§ **WORK TO DO**:
Are you able to retype all the records below exactly?

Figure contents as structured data
┌────────

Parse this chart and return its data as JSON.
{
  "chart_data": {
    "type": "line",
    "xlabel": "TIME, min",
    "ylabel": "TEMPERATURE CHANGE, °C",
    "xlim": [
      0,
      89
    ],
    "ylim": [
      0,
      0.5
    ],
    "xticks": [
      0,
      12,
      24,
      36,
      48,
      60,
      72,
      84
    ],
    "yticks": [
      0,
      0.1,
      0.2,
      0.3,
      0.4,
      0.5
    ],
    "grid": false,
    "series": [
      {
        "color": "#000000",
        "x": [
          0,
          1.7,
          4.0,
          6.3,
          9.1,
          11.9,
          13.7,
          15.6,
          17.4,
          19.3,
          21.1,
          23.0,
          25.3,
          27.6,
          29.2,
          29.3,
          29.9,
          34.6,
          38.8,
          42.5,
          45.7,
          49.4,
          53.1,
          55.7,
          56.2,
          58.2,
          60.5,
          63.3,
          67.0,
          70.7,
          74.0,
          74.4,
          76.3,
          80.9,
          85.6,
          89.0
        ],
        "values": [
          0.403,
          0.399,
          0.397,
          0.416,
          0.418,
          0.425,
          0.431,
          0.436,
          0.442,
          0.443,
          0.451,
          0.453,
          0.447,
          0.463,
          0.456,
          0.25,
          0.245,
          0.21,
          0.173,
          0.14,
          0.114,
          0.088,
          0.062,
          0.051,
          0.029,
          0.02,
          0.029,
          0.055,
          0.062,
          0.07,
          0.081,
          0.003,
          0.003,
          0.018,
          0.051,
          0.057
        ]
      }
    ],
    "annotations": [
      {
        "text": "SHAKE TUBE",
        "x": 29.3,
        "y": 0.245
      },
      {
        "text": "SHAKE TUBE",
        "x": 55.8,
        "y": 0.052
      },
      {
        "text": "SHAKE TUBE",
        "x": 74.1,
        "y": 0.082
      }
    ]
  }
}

└────────

§ **THE OUTPUT**:
Parse this chart and return its data as JSON.
{
  "chart_data": {
    "type": "line",
    "xlabel": "TIME, min",
    "ylabel": "TEMPERATURE CHANGE, °C",
    "xlim": [
      0,
      89
    ],
    "ylim": [
      0,
      0.5
    ],
    "xticks": [
      0,
      12,
      24,
      36,
      48,
      60,
      72,
      84
    ],
    "yticks": [
      0,
      0.1,
      0.2,
      0.3,
      0.4,
      0.5
    ],
    "grid": false,
    "series": [
      {
        "color": "#000000",
        "x": [
          0,
          1.7,
          4.0,
          6.3,
          9.1,
          11.9,
          13.7,
          15.6,
          17.4,
          19.3,
          21.1,
          23.0,
          25.3,
          27.6,
          29.2,
          29.3,
          29.9,
          34.6,
          38.8,
          42.5,
          45.7,
          49.4,
          53.1,
          55.7,
          56.2,
          58.2,
          60.5,
          63.3,
          67.0,
          70.7,
          74.0,
          74.4,
          76.3,
          80.9,
          85.6,
          89.0
        ],
        "values": [
          0.403,
          0.399,
          0.397,
          0.416,
          0.418,
          0.425,
          0.431,
          0.436,
          0.442,
          0.443,
          0.451,
          0.453,
          0.447,
          0.463,
          0.456,
          0.25,
          0.245,
          0.21,
          0.173,
          0.14,
          0.114,
          0.088,
          0.062,
          0.051,
          0.029,
          0.02,
          0.029,
          0.055,
          0.062,
          0.07,
          0.081,
          0.003,
          0.003,
          0.018,
          0.051,
          0.057
        ]
      }
    ],
    "annotations": [
      {
        "text": "SHAKE TUBE",
        "x": 29.3,
        "y": 0.245
      },
      {
        "text": "SHAKE TUBE",
        "x": 55.8,
        "y": 0.052
      },
      {
        "text": "SHAKE TUBE",
        "x": 74.1,
        "y": 0.082
      }
    ]
  }
}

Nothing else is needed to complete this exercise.